(Brief)
Can you pull out each line of the data below that includes the word "Маргарита"?

#### Input records

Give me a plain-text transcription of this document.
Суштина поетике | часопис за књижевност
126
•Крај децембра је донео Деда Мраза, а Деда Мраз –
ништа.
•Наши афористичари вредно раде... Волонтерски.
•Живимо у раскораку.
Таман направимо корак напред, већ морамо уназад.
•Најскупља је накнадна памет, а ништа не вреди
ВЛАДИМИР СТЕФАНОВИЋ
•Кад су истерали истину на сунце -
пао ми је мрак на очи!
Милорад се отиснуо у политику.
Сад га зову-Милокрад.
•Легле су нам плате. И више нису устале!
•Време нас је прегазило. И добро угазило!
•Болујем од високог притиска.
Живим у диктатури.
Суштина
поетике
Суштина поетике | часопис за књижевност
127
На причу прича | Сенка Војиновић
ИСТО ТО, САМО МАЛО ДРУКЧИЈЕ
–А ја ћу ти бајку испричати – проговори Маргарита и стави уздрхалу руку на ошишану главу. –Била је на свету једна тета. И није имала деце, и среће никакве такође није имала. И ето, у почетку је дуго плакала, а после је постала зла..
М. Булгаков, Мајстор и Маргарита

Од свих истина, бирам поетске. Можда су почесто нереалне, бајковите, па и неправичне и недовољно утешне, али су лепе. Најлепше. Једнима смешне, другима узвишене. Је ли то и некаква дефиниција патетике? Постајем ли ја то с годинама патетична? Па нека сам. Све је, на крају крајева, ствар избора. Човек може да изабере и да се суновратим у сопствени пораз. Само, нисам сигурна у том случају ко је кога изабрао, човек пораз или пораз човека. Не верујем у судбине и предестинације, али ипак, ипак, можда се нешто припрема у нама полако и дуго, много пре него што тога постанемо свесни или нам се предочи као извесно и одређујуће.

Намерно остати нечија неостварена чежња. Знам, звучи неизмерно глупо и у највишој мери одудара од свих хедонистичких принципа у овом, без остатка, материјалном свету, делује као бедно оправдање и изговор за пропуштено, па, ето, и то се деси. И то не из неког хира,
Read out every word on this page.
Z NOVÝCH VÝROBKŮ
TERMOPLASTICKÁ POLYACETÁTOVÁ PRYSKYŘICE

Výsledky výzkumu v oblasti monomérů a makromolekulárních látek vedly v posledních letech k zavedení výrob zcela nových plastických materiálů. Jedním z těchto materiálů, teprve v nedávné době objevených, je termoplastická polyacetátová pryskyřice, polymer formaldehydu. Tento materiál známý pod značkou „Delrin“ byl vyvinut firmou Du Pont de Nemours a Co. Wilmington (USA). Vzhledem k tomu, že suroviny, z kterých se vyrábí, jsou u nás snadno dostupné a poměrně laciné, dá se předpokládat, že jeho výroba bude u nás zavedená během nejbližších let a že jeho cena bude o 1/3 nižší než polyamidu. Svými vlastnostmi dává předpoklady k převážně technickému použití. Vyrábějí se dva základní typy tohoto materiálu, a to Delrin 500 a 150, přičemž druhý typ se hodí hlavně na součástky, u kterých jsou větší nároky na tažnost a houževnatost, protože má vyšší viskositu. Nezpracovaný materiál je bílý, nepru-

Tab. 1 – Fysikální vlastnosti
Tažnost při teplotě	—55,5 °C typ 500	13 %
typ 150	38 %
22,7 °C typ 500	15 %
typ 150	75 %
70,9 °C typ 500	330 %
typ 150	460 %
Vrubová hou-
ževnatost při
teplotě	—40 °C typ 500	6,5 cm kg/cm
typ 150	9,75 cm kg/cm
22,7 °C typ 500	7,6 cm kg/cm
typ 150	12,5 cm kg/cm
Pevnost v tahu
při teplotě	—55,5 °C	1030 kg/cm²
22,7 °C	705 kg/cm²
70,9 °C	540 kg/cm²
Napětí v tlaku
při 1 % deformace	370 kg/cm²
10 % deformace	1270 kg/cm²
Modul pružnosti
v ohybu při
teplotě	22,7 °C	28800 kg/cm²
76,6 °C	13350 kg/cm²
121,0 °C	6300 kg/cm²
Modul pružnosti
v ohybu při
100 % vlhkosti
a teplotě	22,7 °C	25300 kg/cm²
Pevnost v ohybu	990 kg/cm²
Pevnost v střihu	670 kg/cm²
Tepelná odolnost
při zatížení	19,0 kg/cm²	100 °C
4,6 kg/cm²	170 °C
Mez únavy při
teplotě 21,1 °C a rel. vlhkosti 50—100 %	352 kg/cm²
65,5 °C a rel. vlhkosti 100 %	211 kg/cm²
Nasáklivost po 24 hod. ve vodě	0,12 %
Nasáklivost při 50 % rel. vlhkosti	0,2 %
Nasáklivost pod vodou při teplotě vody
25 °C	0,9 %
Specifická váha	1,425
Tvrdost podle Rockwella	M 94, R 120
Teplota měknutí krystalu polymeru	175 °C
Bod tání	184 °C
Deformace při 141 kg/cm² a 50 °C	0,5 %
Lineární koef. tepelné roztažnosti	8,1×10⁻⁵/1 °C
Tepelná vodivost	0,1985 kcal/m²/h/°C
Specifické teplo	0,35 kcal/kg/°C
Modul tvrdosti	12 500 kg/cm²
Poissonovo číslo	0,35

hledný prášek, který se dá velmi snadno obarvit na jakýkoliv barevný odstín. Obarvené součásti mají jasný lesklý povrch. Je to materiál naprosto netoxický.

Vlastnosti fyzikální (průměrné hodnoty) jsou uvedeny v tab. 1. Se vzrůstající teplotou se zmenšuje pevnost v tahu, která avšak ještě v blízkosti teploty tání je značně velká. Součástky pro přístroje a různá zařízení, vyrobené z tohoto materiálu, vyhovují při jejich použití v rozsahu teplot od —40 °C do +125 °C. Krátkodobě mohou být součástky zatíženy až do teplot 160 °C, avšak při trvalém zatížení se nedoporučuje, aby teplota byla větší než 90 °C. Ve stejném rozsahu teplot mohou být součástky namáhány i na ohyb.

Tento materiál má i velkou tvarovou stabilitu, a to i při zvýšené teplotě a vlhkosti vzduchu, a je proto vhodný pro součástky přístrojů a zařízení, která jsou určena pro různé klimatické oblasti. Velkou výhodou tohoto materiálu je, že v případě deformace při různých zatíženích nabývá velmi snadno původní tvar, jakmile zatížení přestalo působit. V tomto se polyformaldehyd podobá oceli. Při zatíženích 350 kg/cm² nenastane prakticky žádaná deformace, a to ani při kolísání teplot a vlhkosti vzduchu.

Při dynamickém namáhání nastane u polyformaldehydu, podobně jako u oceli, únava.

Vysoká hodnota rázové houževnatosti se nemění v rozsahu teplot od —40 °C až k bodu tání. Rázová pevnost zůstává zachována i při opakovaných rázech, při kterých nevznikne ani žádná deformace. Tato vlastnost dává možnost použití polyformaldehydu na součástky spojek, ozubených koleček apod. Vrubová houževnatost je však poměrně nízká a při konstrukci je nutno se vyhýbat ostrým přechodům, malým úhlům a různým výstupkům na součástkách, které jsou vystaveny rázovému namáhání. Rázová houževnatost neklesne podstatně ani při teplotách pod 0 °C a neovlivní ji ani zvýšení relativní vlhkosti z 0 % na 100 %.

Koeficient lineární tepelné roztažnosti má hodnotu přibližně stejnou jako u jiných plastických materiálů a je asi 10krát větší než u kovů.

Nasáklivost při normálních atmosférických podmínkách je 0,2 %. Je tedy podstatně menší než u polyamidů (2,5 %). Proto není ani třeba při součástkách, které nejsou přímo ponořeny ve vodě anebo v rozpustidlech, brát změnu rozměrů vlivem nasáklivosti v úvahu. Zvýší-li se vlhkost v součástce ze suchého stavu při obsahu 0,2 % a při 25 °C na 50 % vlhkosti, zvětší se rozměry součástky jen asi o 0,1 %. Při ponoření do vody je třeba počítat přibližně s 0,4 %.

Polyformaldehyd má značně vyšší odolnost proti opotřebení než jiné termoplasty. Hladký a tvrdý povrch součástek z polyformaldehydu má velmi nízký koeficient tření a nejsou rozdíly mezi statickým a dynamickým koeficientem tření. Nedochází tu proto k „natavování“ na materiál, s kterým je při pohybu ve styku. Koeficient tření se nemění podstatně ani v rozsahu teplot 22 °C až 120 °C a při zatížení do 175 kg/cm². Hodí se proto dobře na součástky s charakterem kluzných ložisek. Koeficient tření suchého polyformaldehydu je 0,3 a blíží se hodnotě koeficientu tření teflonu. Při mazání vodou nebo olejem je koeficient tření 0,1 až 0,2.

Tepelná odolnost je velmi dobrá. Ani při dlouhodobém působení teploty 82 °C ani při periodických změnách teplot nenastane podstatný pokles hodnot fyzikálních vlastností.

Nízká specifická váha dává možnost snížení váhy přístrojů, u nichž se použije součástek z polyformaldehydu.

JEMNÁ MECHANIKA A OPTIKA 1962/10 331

########

(Task output)
–А ја ћу ти бајку испричати – проговори Маргарита и стави уздрхалу руку на ошишану главу. –Била је на свету једна тета. И није имала деце, и среће никакве такође није имала. И ето, у почетку је дуго плакала, а после је постала зла..
М. Булгаков, Мајстор и Маргарита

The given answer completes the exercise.